-- Start DATASET RECORDS --

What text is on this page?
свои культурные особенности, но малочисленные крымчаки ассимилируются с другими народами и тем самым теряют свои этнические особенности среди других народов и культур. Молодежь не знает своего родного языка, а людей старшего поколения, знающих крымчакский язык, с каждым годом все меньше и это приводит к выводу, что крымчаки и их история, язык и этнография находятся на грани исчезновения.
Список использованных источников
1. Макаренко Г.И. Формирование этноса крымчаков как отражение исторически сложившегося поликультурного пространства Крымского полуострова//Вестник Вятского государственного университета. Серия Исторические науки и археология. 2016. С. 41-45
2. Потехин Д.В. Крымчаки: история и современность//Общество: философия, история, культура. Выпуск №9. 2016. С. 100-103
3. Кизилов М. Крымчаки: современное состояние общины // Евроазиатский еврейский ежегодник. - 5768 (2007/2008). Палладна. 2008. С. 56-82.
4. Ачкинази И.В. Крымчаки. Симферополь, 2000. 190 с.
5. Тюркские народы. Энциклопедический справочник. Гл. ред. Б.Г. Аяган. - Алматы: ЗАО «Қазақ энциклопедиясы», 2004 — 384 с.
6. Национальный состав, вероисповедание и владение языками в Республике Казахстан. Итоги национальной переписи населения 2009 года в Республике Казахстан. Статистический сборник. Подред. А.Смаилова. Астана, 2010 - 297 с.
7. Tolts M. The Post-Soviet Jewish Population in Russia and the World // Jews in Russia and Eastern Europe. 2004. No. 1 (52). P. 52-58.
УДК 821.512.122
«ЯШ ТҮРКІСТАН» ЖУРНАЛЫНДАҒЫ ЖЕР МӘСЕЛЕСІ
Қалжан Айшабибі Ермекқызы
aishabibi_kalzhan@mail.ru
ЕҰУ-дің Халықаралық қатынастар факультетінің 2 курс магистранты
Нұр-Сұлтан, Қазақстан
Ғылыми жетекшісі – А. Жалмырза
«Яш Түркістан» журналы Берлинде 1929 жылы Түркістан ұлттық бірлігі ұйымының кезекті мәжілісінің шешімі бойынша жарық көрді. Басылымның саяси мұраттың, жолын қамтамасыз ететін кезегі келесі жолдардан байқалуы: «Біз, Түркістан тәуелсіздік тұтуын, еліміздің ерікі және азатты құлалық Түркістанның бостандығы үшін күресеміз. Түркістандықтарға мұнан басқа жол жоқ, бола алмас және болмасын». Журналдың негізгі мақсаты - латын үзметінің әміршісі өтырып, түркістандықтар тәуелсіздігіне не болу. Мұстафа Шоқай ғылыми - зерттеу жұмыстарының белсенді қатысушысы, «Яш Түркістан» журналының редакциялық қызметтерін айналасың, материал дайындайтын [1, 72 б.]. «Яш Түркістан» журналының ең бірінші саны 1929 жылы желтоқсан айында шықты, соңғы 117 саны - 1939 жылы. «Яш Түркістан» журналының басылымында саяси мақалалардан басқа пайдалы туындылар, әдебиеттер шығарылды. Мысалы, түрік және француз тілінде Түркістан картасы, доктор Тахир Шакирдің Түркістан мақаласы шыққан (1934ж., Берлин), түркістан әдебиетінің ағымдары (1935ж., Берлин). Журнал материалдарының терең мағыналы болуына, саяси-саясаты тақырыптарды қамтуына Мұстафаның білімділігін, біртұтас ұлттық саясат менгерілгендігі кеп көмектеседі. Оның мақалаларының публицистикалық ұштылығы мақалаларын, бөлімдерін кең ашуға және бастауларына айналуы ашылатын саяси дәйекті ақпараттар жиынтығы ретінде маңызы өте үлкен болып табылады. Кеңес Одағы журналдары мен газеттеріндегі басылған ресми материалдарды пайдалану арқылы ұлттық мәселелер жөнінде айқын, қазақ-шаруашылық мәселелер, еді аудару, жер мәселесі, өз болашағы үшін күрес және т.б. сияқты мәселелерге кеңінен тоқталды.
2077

-- End DATASET RECORDS --

● EXERCISE REQUIREMENTS: Scan the material and collect every line that contains "история".

● FINAL RESULT:
свои культурные особенности, но малочисленные крымчаки ассимилируются с другими народами и тем самым теряют свои этнические особенности среди других народов и культур. Молодежь не знает своего родного языка, а людей старшего поколения, знающих крымчакский язык, с каждым годом все меньше и это приводит к выводу, что крымчаки и их история, язык и этнография находятся на грани исчезновения.
2. Потехин Д.В. Крымчаки: история и современность//Общество: философия, история, культура. Выпуск №9. 2016. С. 100-103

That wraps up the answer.